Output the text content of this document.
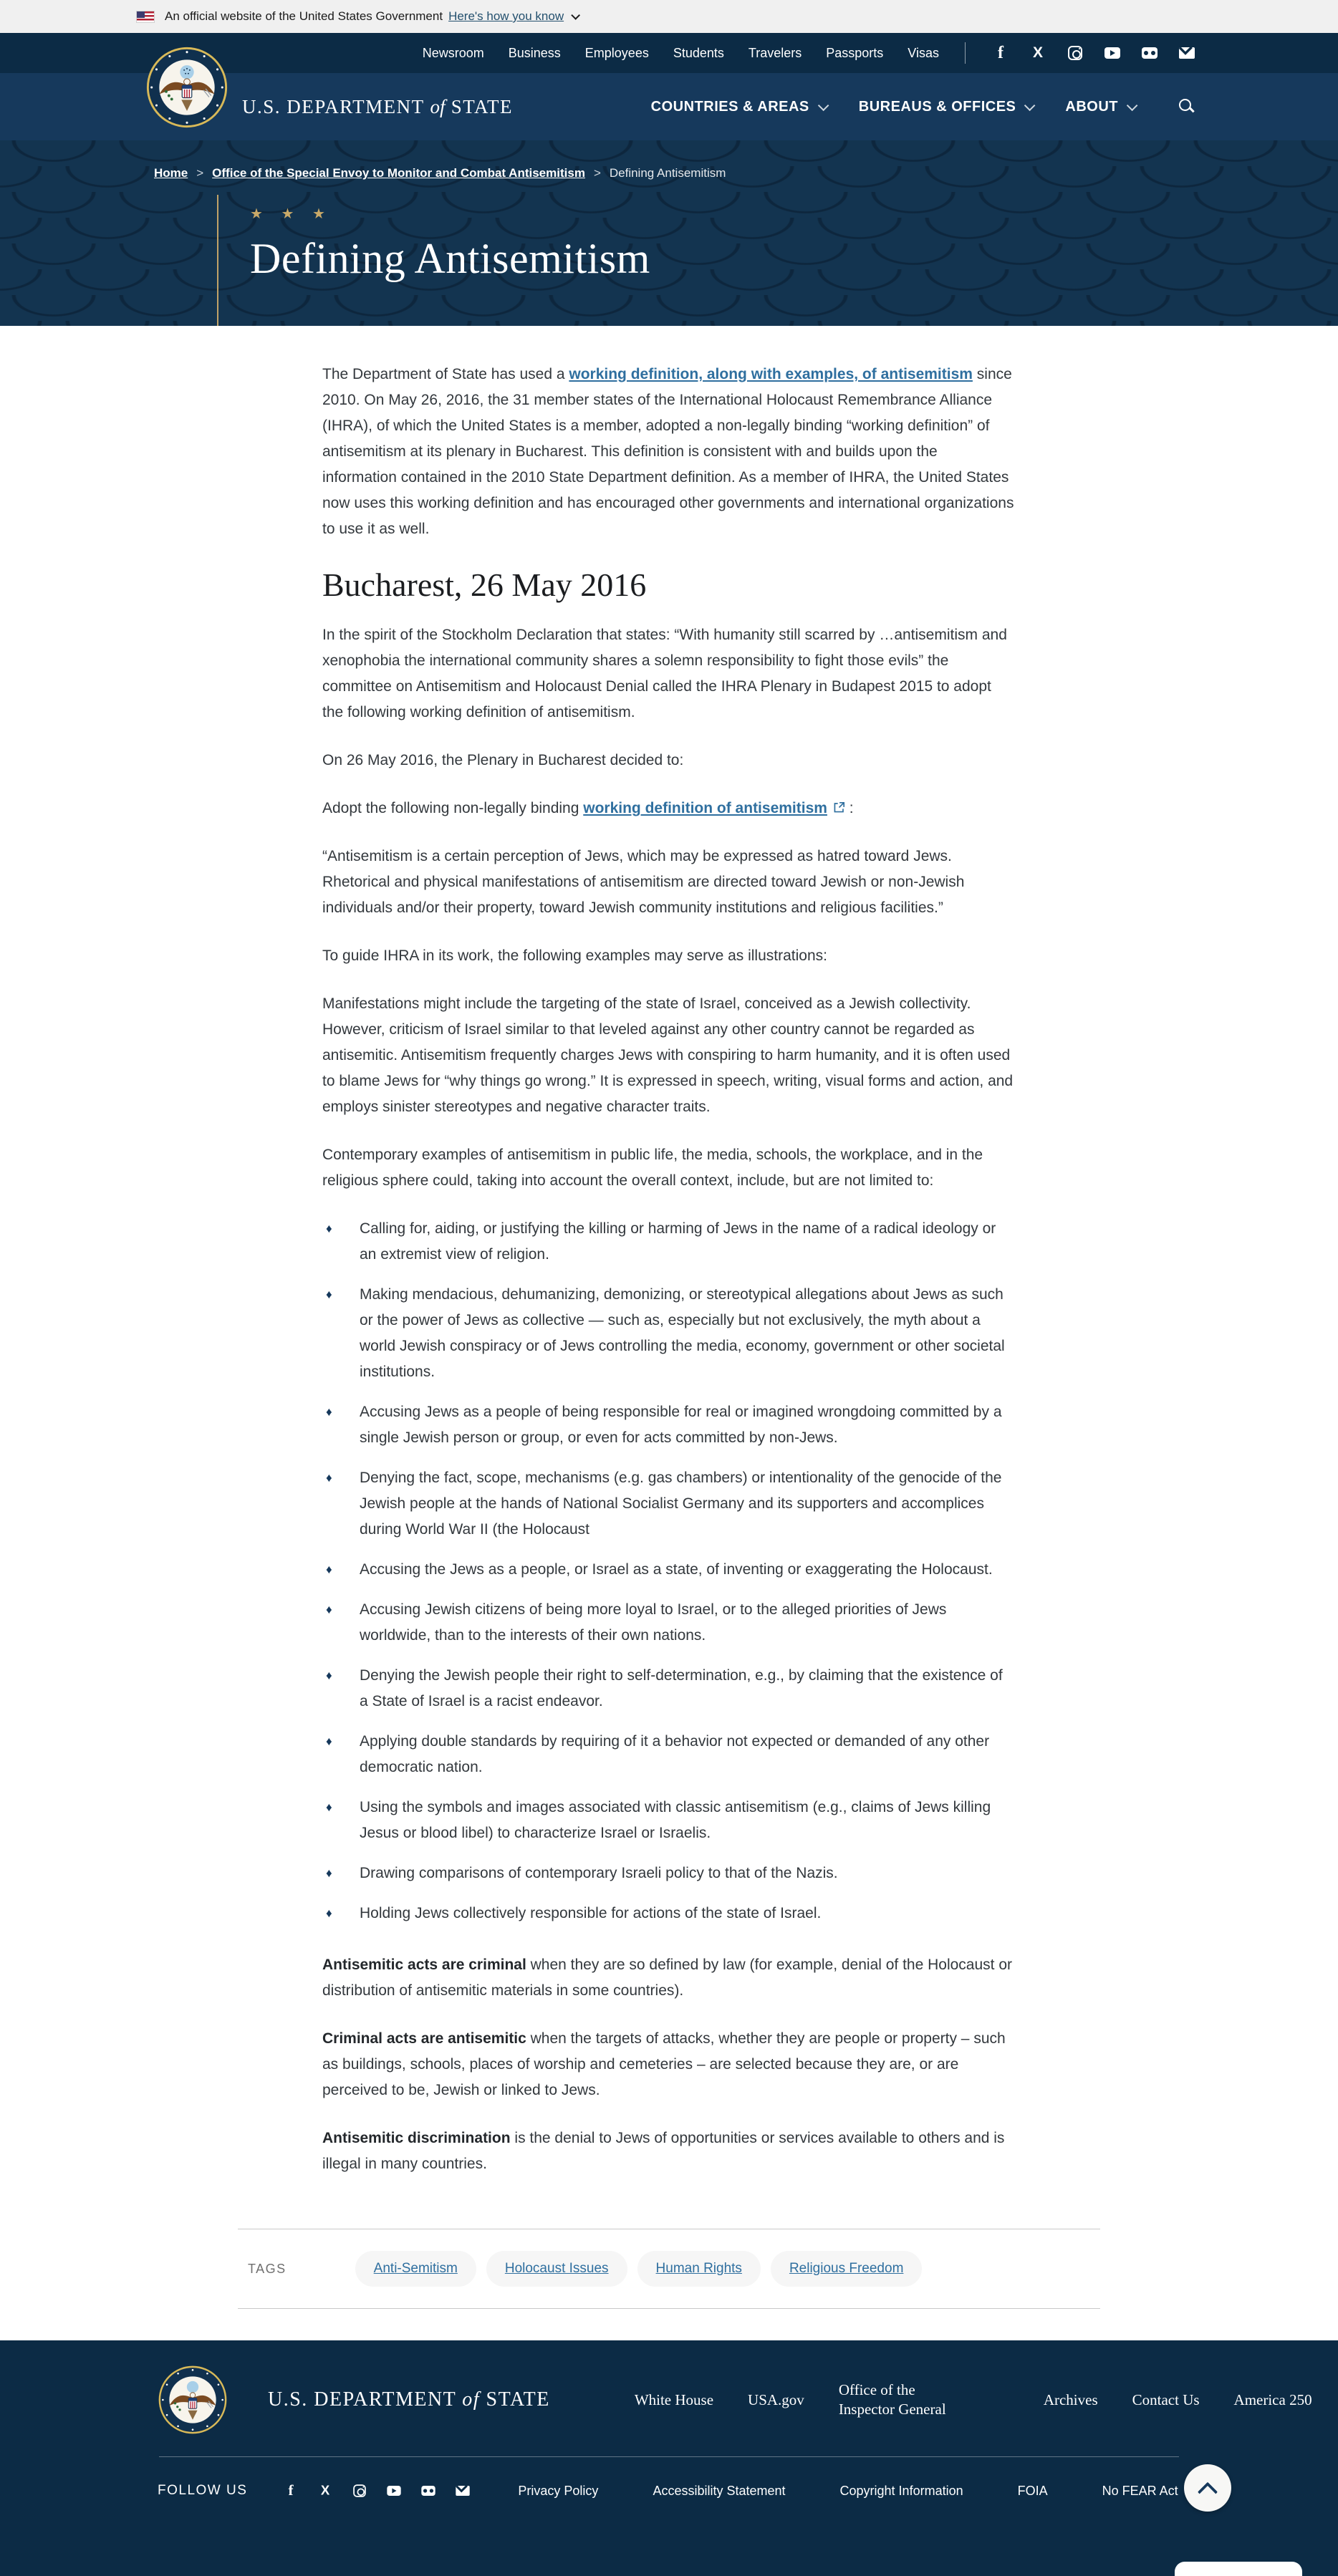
An official website of the United States Government Here's how you know
Newsroom Business Employees Students Travelers Passports Visas
f
X
U.S. DEPARTMENT of STATE	COUNTRIES & AREAS	BUREAUS & OFFICES	ABOUT
Home > Office of the Special Envoy to Monitor and Combat Antisemitism > Defining Antisemitism
★ ★ ★
Defining Antisemitism

The Department of State has used a working definition, along with examples, of antisemitism since 2010. On May 26, 2016, the 31 member states of the International Holocaust Remembrance Alliance (IHRA), of which the United States is a member, adopted a non-legally binding “working definition” of antisemitism at its plenary in Bucharest. This definition is consistent with and builds upon the information contained in the 2010 State Department definition. As a member of IHRA, the United States now uses this working definition and has encouraged other governments and international organizations to use it as well.

Bucharest, 26 May 2016

In the spirit of the Stockholm Declaration that states: “With humanity still scarred by …antisemitism and xenophobia the international community shares a solemn responsibility to fight those evils” the committee on Antisemitism and Holocaust Denial called the IHRA Plenary in Budapest 2015 to adopt the following working definition of antisemitism.

On 26 May 2016, the Plenary in Bucharest decided to:

Adopt the following non-legally binding working definition of antisemitism :

“Antisemitism is a certain perception of Jews, which may be expressed as hatred toward Jews. Rhetorical and physical manifestations of antisemitism are directed toward Jewish or non-Jewish individuals and/or their property, toward Jewish community institutions and religious facilities.”

To guide IHRA in its work, the following examples may serve as illustrations:

Manifestations might include the targeting of the state of Israel, conceived as a Jewish collectivity. However, criticism of Israel similar to that leveled against any other country cannot be regarded as antisemitic. Antisemitism frequently charges Jews with conspiring to harm humanity, and it is often used to blame Jews for “why things go wrong.” It is expressed in speech, writing, visual forms and action, and employs sinister stereotypes and negative character traits.

Contemporary examples of antisemitism in public life, the media, schools, the workplace, and in the religious sphere could, taking into account the overall context, include, but are not limited to:

♦ Calling for, aiding, or justifying the killing or harming of Jews in the name of a radical ideology or an extremist view of religion.
♦ Making mendacious, dehumanizing, demonizing, or stereotypical allegations about Jews as such or the power of Jews as collective — such as, especially but not exclusively, the myth about a world Jewish conspiracy or of Jews controlling the media, economy, government or other societal institutions.
♦ Accusing Jews as a people of being responsible for real or imagined wrongdoing committed by a single Jewish person or group, or even for acts committed by non-Jews.
♦ Denying the fact, scope, mechanisms (e.g. gas chambers) or intentionality of the genocide of the Jewish people at the hands of National Socialist Germany and its supporters and accomplices during World War II (the Holocaust
♦ Accusing the Jews as a people, or Israel as a state, of inventing or exaggerating the Holocaust.
♦ Accusing Jewish citizens of being more loyal to Israel, or to the alleged priorities of Jews worldwide, than to the interests of their own nations.
♦ Denying the Jewish people their right to self-determination, e.g., by claiming that the existence of a State of Israel is a racist endeavor.
♦ Applying double standards by requiring of it a behavior not expected or demanded of any other democratic nation.
♦ Using the symbols and images associated with classic antisemitism (e.g., claims of Jews killing Jesus or blood libel) to characterize Israel or Israelis.
♦ Drawing comparisons of contemporary Israeli policy to that of the Nazis.
♦ Holding Jews collectively responsible for actions of the state of Israel.

Antisemitic acts are criminal when they are so defined by law (for example, denial of the Holocaust or distribution of antisemitic materials in some countries).

Criminal acts are antisemitic when the targets of attacks, whether they are people or property – such as buildings, schools, places of worship and cemeteries – are selected because they are, or are perceived to be, Jewish or linked to Jews.

Antisemitic discrimination is the denial to Jews of opportunities or services available to others and is illegal in many countries.

TAGS	Anti-Semitism	Holocaust Issues	Human Rights	Religious Freedom
U.S. DEPARTMENT of STATE	White House USA.gov
Office of the Inspector General
Archives Contact Us America 250
FOLLOW US f X	Privacy Policy	Accessibility Statement	Copyright Information	FOIA	No FEAR Act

------------------------------------

_Required work_
Omit every picture, and otherwise quote the entries exactly.

_Complete answer_
Output the text content of this document.
An official website of the United States Government Here's how you know
Newsroom Business Employees Students Travelers Passports Visas
f
X
U.S. DEPARTMENT of STATE	COUNTRIES & AREAS	BUREAUS & OFFICES	ABOUT
Home > Office of the Special Envoy to Monitor and Combat Antisemitism > Defining Antisemitism
★ ★ ★
Defining Antisemitism

The Department of State has used a working definition, along with examples, of antisemitism since 2010. On May 26, 2016, the 31 member states of the International Holocaust Remembrance Alliance (IHRA), of which the United States is a member, adopted a non-legally binding “working definition” of antisemitism at its plenary in Bucharest. This definition is consistent with and builds upon the information contained in the 2010 State Department definition. As a member of IHRA, the United States now uses this working definition and has encouraged other governments and international organizations to use it as well.

Bucharest, 26 May 2016

In the spirit of the Stockholm Declaration that states: “With humanity still scarred by …antisemitism and xenophobia the international community shares a solemn responsibility to fight those evils” the committee on Antisemitism and Holocaust Denial called the IHRA Plenary in Budapest 2015 to adopt the following working definition of antisemitism.

On 26 May 2016, the Plenary in Bucharest decided to:

Adopt the following non-legally binding working definition of antisemitism :

“Antisemitism is a certain perception of Jews, which may be expressed as hatred toward Jews. Rhetorical and physical manifestations of antisemitism are directed toward Jewish or non-Jewish individuals and/or their property, toward Jewish community institutions and religious facilities.”

To guide IHRA in its work, the following examples may serve as illustrations:

Manifestations might include the targeting of the state of Israel, conceived as a Jewish collectivity. However, criticism of Israel similar to that leveled against any other country cannot be regarded as antisemitic. Antisemitism frequently charges Jews with conspiring to harm humanity, and it is often used to blame Jews for “why things go wrong.” It is expressed in speech, writing, visual forms and action, and employs sinister stereotypes and negative character traits.

Contemporary examples of antisemitism in public life, the media, schools, the workplace, and in the religious sphere could, taking into account the overall context, include, but are not limited to:

♦ Calling for, aiding, or justifying the killing or harming of Jews in the name of a radical ideology or an extremist view of religion.
♦ Making mendacious, dehumanizing, demonizing, or stereotypical allegations about Jews as such or the power of Jews as collective — such as, especially but not exclusively, the myth about a world Jewish conspiracy or of Jews controlling the media, economy, government or other societal institutions.
♦ Accusing Jews as a people of being responsible for real or imagined wrongdoing committed by a single Jewish person or group, or even for acts committed by non-Jews.
♦ Denying the fact, scope, mechanisms (e.g. gas chambers) or intentionality of the genocide of the Jewish people at the hands of National Socialist Germany and its supporters and accomplices during World War II (the Holocaust
♦ Accusing the Jews as a people, or Israel as a state, of inventing or exaggerating the Holocaust.
♦ Accusing Jewish citizens of being more loyal to Israel, or to the alleged priorities of Jews worldwide, than to the interests of their own nations.
♦ Denying the Jewish people their right to self-determination, e.g., by claiming that the existence of a State of Israel is a racist endeavor.
♦ Applying double standards by requiring of it a behavior not expected or demanded of any other democratic nation.
♦ Using the symbols and images associated with classic antisemitism (e.g., claims of Jews killing Jesus or blood libel) to characterize Israel or Israelis.
♦ Drawing comparisons of contemporary Israeli policy to that of the Nazis.
♦ Holding Jews collectively responsible for actions of the state of Israel.

Antisemitic acts are criminal when they are so defined by law (for example, denial of the Holocaust or distribution of antisemitic materials in some countries).

Criminal acts are antisemitic when the targets of attacks, whether they are people or property – such as buildings, schools, places of worship and cemeteries – are selected because they are, or are perceived to be, Jewish or linked to Jews.

Antisemitic discrimination is the denial to Jews of opportunities or services available to others and is illegal in many countries.

TAGS	Anti-Semitism	Holocaust Issues	Human Rights	Religious Freedom
U.S. DEPARTMENT of STATE	White House USA.gov
Office of the Inspector General
Archives Contact Us America 250
FOLLOW US f X	Privacy Policy	Accessibility Statement	Copyright Information	FOIA	No FEAR Act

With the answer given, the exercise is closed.